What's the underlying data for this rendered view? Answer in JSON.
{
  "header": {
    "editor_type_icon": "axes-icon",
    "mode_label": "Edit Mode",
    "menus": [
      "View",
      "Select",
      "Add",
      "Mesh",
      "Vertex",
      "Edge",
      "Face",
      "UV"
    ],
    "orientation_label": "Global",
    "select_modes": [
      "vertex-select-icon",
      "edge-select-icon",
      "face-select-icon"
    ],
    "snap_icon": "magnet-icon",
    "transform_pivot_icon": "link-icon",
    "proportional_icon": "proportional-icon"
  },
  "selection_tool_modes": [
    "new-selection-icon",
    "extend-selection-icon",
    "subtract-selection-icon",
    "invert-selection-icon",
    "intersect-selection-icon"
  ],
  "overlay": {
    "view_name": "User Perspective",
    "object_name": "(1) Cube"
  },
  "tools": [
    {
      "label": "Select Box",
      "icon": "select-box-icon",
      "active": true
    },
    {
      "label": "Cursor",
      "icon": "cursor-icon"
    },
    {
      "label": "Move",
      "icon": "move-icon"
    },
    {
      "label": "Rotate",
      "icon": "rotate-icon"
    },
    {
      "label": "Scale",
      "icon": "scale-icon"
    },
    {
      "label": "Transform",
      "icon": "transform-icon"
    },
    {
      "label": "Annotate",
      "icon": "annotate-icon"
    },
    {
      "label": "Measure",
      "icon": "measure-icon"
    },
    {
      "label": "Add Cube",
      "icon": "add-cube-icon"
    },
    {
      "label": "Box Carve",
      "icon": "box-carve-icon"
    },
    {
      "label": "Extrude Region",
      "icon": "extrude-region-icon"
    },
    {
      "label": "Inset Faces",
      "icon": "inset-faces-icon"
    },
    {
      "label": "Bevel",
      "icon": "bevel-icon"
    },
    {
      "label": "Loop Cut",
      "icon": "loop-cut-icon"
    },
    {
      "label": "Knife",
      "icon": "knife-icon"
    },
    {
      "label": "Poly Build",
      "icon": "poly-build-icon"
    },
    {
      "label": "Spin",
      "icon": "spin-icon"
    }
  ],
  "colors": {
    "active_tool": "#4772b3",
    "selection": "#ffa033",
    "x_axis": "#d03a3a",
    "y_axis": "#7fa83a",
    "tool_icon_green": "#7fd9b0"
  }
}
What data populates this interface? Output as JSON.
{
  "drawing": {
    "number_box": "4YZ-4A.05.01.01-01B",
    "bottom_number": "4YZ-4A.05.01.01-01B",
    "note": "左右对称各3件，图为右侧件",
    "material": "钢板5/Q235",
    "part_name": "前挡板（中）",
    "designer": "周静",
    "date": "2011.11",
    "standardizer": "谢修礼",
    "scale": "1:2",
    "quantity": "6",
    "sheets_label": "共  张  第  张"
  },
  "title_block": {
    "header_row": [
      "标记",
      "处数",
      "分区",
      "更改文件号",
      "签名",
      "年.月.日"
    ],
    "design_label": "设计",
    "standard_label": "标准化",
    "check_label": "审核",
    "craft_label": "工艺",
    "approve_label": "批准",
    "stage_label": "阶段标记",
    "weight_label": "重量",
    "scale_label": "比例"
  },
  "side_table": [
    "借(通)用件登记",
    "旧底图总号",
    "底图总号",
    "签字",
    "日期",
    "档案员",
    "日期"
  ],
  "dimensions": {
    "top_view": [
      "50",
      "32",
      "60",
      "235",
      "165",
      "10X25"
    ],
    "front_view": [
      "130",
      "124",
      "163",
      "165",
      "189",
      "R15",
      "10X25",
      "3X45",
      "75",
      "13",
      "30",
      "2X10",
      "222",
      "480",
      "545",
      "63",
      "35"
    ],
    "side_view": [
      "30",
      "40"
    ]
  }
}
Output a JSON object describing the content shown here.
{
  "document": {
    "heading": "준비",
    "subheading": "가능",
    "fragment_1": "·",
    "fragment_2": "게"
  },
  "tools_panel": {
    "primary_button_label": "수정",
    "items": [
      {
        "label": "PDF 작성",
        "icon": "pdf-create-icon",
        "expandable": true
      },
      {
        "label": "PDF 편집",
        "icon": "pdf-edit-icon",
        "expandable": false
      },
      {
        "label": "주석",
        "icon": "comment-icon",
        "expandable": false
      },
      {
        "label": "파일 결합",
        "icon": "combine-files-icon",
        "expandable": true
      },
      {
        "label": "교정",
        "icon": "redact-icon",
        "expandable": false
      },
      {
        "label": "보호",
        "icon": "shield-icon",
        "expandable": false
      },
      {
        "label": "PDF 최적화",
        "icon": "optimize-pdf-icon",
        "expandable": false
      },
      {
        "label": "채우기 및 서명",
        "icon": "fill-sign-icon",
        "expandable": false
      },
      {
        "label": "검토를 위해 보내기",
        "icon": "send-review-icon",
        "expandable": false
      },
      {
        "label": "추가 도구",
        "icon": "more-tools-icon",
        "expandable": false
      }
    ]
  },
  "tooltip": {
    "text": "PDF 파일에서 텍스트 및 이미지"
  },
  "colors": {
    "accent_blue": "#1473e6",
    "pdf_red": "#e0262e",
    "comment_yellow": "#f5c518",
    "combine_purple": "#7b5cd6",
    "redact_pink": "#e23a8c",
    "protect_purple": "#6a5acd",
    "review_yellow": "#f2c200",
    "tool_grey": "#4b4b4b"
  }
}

----

> WHAT NEEDS TO BE DONE
Quote all the records. Keep every word exact.

> RESULT FOR THIS EXERCISE
What's the underlying data for this rendered view? Answer in JSON.
{
  "header": {
    "editor_type_icon": "axes-icon",
    "mode_label": "Edit Mode",
    "menus": [
      "View",
      "Select",
      "Add",
      "Mesh",
      "Vertex",
      "Edge",
      "Face",
      "UV"
    ],
    "orientation_label": "Global",
    "select_modes": [
      "vertex-select-icon",
      "edge-select-icon",
      "face-select-icon"
    ],
    "snap_icon": "magnet-icon",
    "transform_pivot_icon": "link-icon",
    "proportional_icon": "proportional-icon"
  },
  "selection_tool_modes": [
    "new-selection-icon",
    "extend-selection-icon",
    "subtract-selection-icon",
    "invert-selection-icon",
    "intersect-selection-icon"
  ],
  "overlay": {
    "view_name": "User Perspective",
    "object_name": "(1) Cube"
  },
  "tools": [
    {
      "label": "Select Box",
      "icon": "select-box-icon",
      "active": true
    },
    {
      "label": "Cursor",
      "icon": "cursor-icon"
    },
    {
      "label": "Move",
      "icon": "move-icon"
    },
    {
      "label": "Rotate",
      "icon": "rotate-icon"
    },
    {
      "label": "Scale",
      "icon": "scale-icon"
    },
    {
      "label": "Transform",
      "icon": "transform-icon"
    },
    {
      "label": "Annotate",
      "icon": "annotate-icon"
    },
    {
      "label": "Measure",
      "icon": "measure-icon"
    },
    {
      "label": "Add Cube",
      "icon": "add-cube-icon"
    },
    {
      "label": "Box Carve",
      "icon": "box-carve-icon"
    },
    {
      "label": "Extrude Region",
      "icon": "extrude-region-icon"
    },
    {
      "label": "Inset Faces",
      "icon": "inset-faces-icon"
    },
    {
      "label": "Bevel",
      "icon": "bevel-icon"
    },
    {
      "label": "Loop Cut",
      "icon": "loop-cut-icon"
    },
    {
      "label": "Knife",
      "icon": "knife-icon"
    },
    {
      "label": "Poly Build",
      "icon": "poly-build-icon"
    },
    {
      "label": "Spin",
      "icon": "spin-icon"
    }
  ],
  "colors": {
    "active_tool": "#4772b3",
    "selection": "#ffa033",
    "x_axis": "#d03a3a",
    "y_axis": "#7fa83a",
    "tool_icon_green": "#7fd9b0"
  }
}
What data populates this interface? Output as JSON.
{
  "drawing": {
    "number_box": "4YZ-4A.05.01.01-01B",
    "bottom_number": "4YZ-4A.05.01.01-01B",
    "note": "左右对称各3件，图为右侧件",
    "material": "钢板5/Q235",
    "part_name": "前挡板（中）",
    "designer": "周静",
    "date": "2011.11",
    "standardizer": "谢修礼",
    "scale": "1:2",
    "quantity": "6",
    "sheets_label": "共  张  第  张"
  },
  "title_block": {
    "header_row": [
      "标记",
      "处数",
      "分区",
      "更改文件号",
      "签名",
      "年.月.日"
    ],
    "design_label": "设计",
    "standard_label": "标准化",
    "check_label": "审核",
    "craft_label": "工艺",
    "approve_label": "批准",
    "stage_label": "阶段标记",
    "weight_label": "重量",
    "scale_label": "比例"
  },
  "side_table": [
    "借(通)用件登记",
    "旧底图总号",
    "底图总号",
    "签字",
    "日期",
    "档案员",
    "日期"
  ],
  "dimensions": {
    "top_view": [
      "50",
      "32",
      "60",
      "235",
      "165",
      "10X25"
    ],
    "front_view": [
      "130",
      "124",
      "163",
      "165",
      "189",
      "R15",
      "10X25",
      "3X45",
      "75",
      "13",
      "30",
      "2X10",
      "222",
      "480",
      "545",
      "63",
      "35"
    ],
    "side_view": [
      "30",
      "40"
    ]
  }
}
Output a JSON object describing the content shown here.
{
  "document": {
    "heading": "준비",
    "subheading": "가능",
    "fragment_1": "·",
    "fragment_2": "게"
  },
  "tools_panel": {
    "primary_button_label": "수정",
    "items": [
      {
        "label": "PDF 작성",
        "icon": "pdf-create-icon",
        "expandable": true
      },
      {
        "label": "PDF 편집",
        "icon": "pdf-edit-icon",
        "expandable": false
      },
      {
        "label": "주석",
        "icon": "comment-icon",
        "expandable": false
      },
      {
        "label": "파일 결합",
        "icon": "combine-files-icon",
        "expandable": true
      },
      {
        "label": "교정",
        "icon": "redact-icon",
        "expandable": false
      },
      {
        "label": "보호",
        "icon": "shield-icon",
        "expandable": false
      },
      {
        "label": "PDF 최적화",
        "icon": "optimize-pdf-icon",
        "expandable": false
      },
      {
        "label": "채우기 및 서명",
        "icon": "fill-sign-icon",
        "expandable": false
      },
      {
        "label": "검토를 위해 보내기",
        "icon": "send-review-icon",
        "expandable": false
      },
      {
        "label": "추가 도구",
        "icon": "more-tools-icon",
        "expandable": false
      }
    ]
  },
  "tooltip": {
    "text": "PDF 파일에서 텍스트 및 이미지"
  },
  "colors": {
    "accent_blue": "#1473e6",
    "pdf_red": "#e0262e",
    "comment_yellow": "#f5c518",
    "combine_purple": "#7b5cd6",
    "redact_pink": "#e23a8c",
    "protect_purple": "#6a5acd",
    "review_yellow": "#f2c200",
    "tool_grey": "#4b4b4b"
  }
}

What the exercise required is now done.